(Saved data entries)

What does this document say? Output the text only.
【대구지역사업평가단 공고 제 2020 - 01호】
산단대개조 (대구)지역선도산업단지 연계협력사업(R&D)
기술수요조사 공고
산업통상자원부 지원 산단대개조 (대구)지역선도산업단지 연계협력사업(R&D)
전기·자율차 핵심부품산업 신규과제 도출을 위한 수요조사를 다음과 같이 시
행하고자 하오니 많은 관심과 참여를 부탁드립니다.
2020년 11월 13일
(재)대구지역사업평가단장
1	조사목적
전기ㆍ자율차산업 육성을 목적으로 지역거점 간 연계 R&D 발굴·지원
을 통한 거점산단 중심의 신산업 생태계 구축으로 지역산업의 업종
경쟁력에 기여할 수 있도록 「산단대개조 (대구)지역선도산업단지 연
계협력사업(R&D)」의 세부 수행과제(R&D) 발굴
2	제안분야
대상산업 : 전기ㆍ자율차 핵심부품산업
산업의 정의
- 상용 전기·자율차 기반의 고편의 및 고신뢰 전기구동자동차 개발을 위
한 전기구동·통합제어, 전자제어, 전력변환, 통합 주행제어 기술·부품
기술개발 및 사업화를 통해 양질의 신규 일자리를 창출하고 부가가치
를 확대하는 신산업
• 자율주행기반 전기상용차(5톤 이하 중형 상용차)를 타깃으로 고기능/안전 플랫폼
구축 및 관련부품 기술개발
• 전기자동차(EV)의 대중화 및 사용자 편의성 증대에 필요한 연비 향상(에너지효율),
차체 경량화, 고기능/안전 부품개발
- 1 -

GIVEN INSTRUCTION: Only the number is wanted: how many lines in the data include the string "기술개발"?

TASK RESPONSE: 2